-- Begin Task input --

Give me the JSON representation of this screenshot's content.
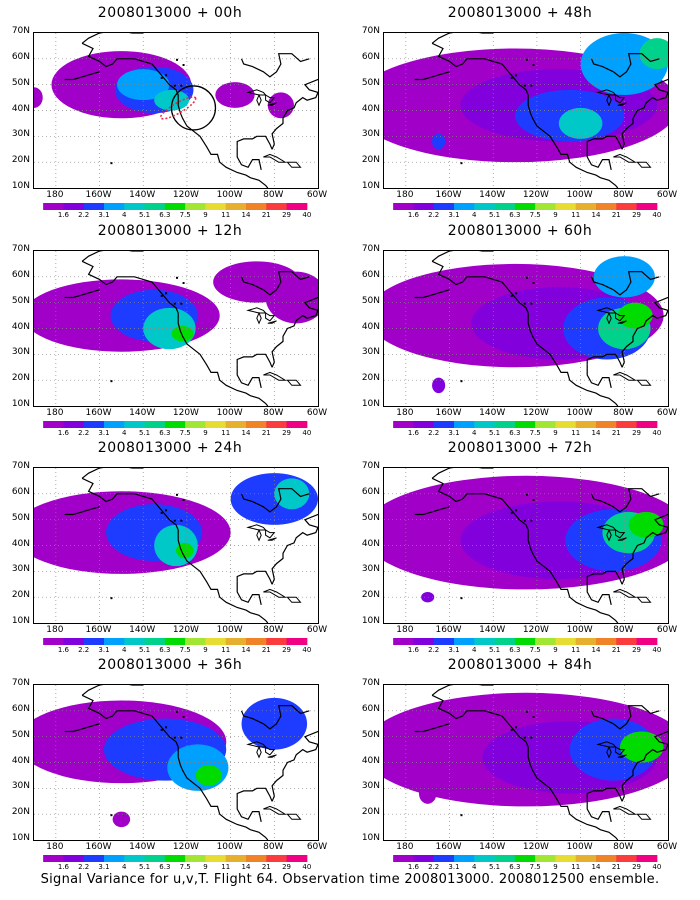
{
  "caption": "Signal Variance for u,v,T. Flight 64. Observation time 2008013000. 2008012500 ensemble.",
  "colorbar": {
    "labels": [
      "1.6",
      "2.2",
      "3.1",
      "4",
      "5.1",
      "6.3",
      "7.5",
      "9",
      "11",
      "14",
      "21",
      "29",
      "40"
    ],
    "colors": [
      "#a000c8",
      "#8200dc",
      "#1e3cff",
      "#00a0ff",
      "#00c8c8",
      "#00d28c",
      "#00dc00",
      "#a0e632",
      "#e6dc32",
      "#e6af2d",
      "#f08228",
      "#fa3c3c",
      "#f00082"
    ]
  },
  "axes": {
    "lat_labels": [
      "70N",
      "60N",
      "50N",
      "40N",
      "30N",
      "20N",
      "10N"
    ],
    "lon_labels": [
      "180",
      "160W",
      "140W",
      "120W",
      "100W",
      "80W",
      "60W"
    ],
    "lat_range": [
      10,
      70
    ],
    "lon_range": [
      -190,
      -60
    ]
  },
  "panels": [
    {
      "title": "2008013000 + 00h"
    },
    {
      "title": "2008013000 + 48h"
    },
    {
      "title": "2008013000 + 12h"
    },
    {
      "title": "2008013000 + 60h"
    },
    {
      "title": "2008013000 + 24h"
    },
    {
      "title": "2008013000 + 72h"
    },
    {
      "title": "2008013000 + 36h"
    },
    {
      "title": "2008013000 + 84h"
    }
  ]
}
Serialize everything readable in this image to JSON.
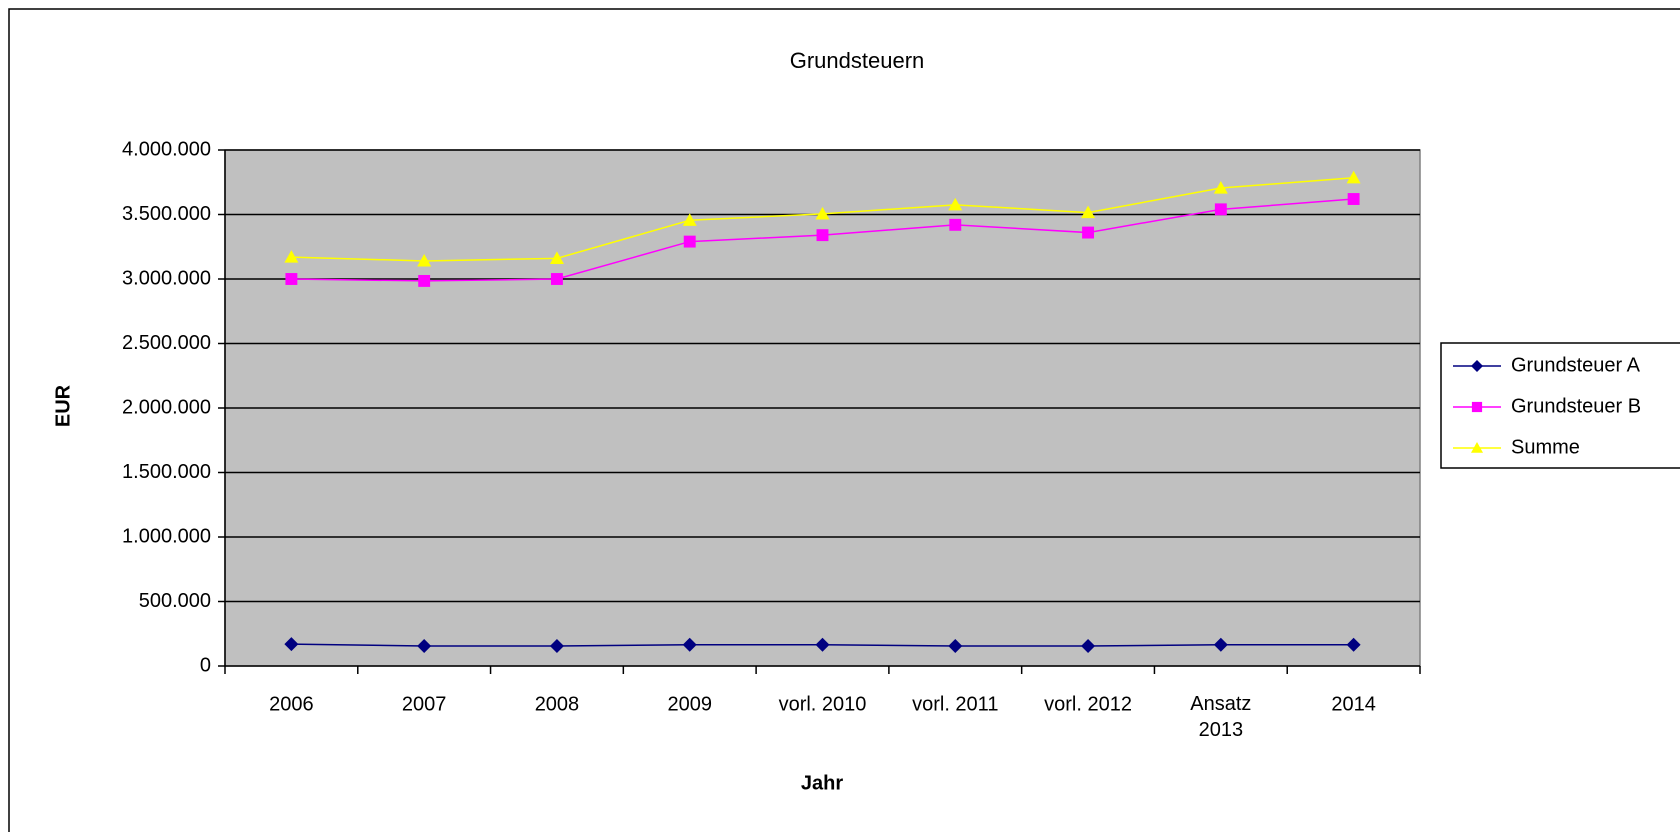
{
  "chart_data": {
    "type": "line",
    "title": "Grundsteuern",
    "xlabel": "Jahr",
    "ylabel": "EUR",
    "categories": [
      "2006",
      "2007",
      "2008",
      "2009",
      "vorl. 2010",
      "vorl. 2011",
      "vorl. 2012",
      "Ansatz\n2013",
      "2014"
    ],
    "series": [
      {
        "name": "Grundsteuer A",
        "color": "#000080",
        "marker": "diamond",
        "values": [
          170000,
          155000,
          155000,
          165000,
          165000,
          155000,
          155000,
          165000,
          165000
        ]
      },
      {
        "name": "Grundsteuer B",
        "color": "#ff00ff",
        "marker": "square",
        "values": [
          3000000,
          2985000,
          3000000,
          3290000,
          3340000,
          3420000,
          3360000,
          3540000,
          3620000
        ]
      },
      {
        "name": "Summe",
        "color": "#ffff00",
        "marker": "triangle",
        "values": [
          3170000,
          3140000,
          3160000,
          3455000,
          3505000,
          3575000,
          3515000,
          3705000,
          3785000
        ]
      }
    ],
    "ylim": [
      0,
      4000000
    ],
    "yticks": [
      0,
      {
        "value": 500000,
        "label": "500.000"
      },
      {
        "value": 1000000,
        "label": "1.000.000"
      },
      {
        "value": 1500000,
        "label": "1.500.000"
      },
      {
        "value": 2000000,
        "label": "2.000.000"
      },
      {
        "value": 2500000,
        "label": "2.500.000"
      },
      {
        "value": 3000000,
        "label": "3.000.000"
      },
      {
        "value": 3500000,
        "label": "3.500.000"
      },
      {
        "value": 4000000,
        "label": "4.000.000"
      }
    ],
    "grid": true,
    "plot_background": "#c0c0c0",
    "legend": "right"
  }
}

-- End Task input --

## Problem details
Each line that has the word "JSON" should be copied.

## Exercise answer
Give me the JSON representation of this screenshot's content.
Serialize everything readable in this image to JSON.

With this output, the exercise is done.